◆ **EXERCISE AIM**: Repeat the data that follows, word for word, without the images.

◆ **GIVEN INFORMATION**:
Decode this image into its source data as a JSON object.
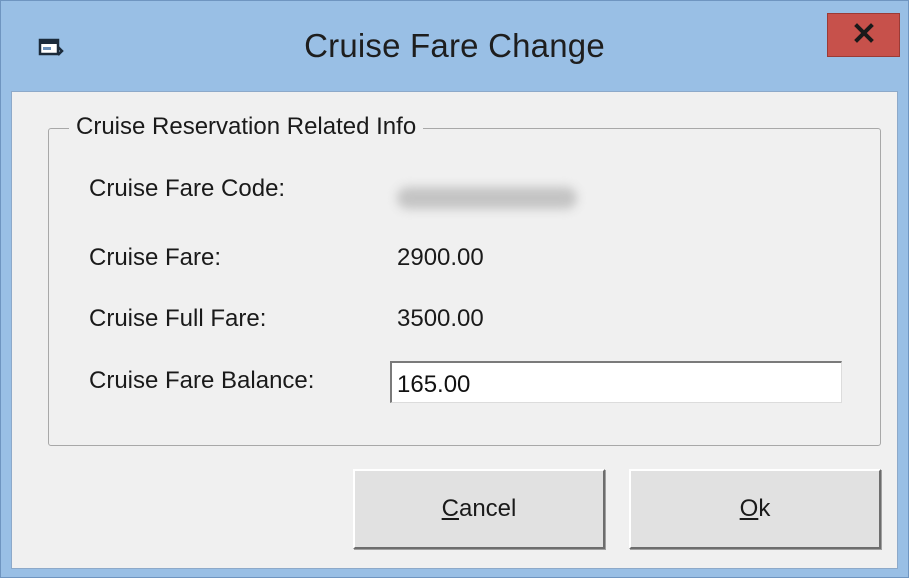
{
  "window": {
    "title": "Cruise Fare Change",
    "close_label": "x"
  },
  "group": {
    "legend": "Cruise Reservation Related Info",
    "fields": [
      {
        "label": "Cruise Fare Code:",
        "value": ""
      },
      {
        "label": "Cruise Fare:",
        "value": "2900.00"
      },
      {
        "label": "Cruise Full Fare:",
        "value": "3500.00"
      },
      {
        "label": "Cruise Fare Balance:",
        "value": "165.00"
      }
    ]
  },
  "buttons": {
    "cancel": {
      "mnemonic": "C",
      "rest": "ancel"
    },
    "ok": {
      "mnemonic": "O",
      "rest": "k"
    }
  },
  "icons": {
    "app": "window-app-icon",
    "close": "close-icon"
  },
  "colors": {
    "titlebar": "#99bfe5",
    "close_button": "#c7514b",
    "client_background": "#f0f0f0"
  }
}
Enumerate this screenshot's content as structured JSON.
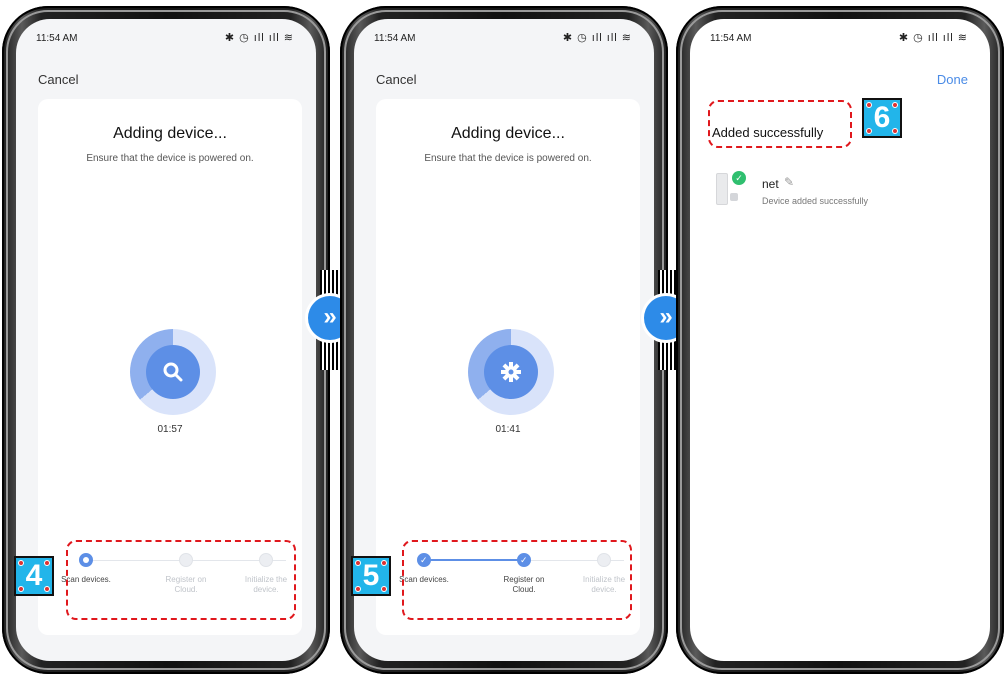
{
  "status_bar": {
    "time": "11:54 AM",
    "icons": "✱ ◷ ıll ıll ≋"
  },
  "panels": [
    {
      "cancel_label": "Cancel",
      "title": "Adding device...",
      "subtitle": "Ensure that the device is powered on.",
      "spinner_icon": "search-icon",
      "timer": "01:57",
      "steps": [
        {
          "label": "Scan devices.",
          "state": "active"
        },
        {
          "label": "Register on Cloud.",
          "state": "pending"
        },
        {
          "label": "Initialize the device.",
          "state": "pending"
        }
      ],
      "badge": "4"
    },
    {
      "cancel_label": "Cancel",
      "title": "Adding device...",
      "subtitle": "Ensure that the device is powered on.",
      "spinner_icon": "gear-icon",
      "timer": "01:41",
      "steps": [
        {
          "label": "Scan devices.",
          "state": "done"
        },
        {
          "label": "Register on Cloud.",
          "state": "done"
        },
        {
          "label": "Initialize the device.",
          "state": "pending"
        }
      ],
      "badge": "5"
    },
    {
      "done_label": "Done",
      "heading": "Added successfully",
      "device": {
        "name": "net",
        "status": "Device added successfully"
      },
      "badge": "6"
    }
  ],
  "colors": {
    "accent": "#5d8fe6",
    "highlight": "#e0181d",
    "badge": "#22b5ea",
    "success": "#2fbf6f"
  }
}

◆ **OUTPUT FOR THIS TASK**:
Decode this image into its source data as a JSON object.
{
  "window": {
    "title": "Cruise Fare Change",
    "close_label": "x"
  },
  "group": {
    "legend": "Cruise Reservation Related Info",
    "fields": [
      {
        "label": "Cruise Fare Code:",
        "value": ""
      },
      {
        "label": "Cruise Fare:",
        "value": "2900.00"
      },
      {
        "label": "Cruise Full Fare:",
        "value": "3500.00"
      },
      {
        "label": "Cruise Fare Balance:",
        "value": "165.00"
      }
    ]
  },
  "buttons": {
    "cancel": {
      "mnemonic": "C",
      "rest": "ancel"
    },
    "ok": {
      "mnemonic": "O",
      "rest": "k"
    }
  },
  "icons": {
    "app": "window-app-icon",
    "close": "close-icon"
  },
  "colors": {
    "titlebar": "#99bfe5",
    "close_button": "#c7514b",
    "client_background": "#f0f0f0"
  }
}
Enumerate this screenshot's content as structured JSON.
{
  "status_bar": {
    "time": "11:54 AM",
    "icons": "✱ ◷ ıll ıll ≋"
  },
  "panels": [
    {
      "cancel_label": "Cancel",
      "title": "Adding device...",
      "subtitle": "Ensure that the device is powered on.",
      "spinner_icon": "search-icon",
      "timer": "01:57",
      "steps": [
        {
          "label": "Scan devices.",
          "state": "active"
        },
        {
          "label": "Register on Cloud.",
          "state": "pending"
        },
        {
          "label": "Initialize the device.",
          "state": "pending"
        }
      ],
      "badge": "4"
    },
    {
      "cancel_label": "Cancel",
      "title": "Adding device...",
      "subtitle": "Ensure that the device is powered on.",
      "spinner_icon": "gear-icon",
      "timer": "01:41",
      "steps": [
        {
          "label": "Scan devices.",
          "state": "done"
        },
        {
          "label": "Register on Cloud.",
          "state": "done"
        },
        {
          "label": "Initialize the device.",
          "state": "pending"
        }
      ],
      "badge": "5"
    },
    {
      "done_label": "Done",
      "heading": "Added successfully",
      "device": {
        "name": "net",
        "status": "Device added successfully"
      },
      "badge": "6"
    }
  ],
  "colors": {
    "accent": "#5d8fe6",
    "highlight": "#e0181d",
    "badge": "#22b5ea",
    "success": "#2fbf6f"
  }
}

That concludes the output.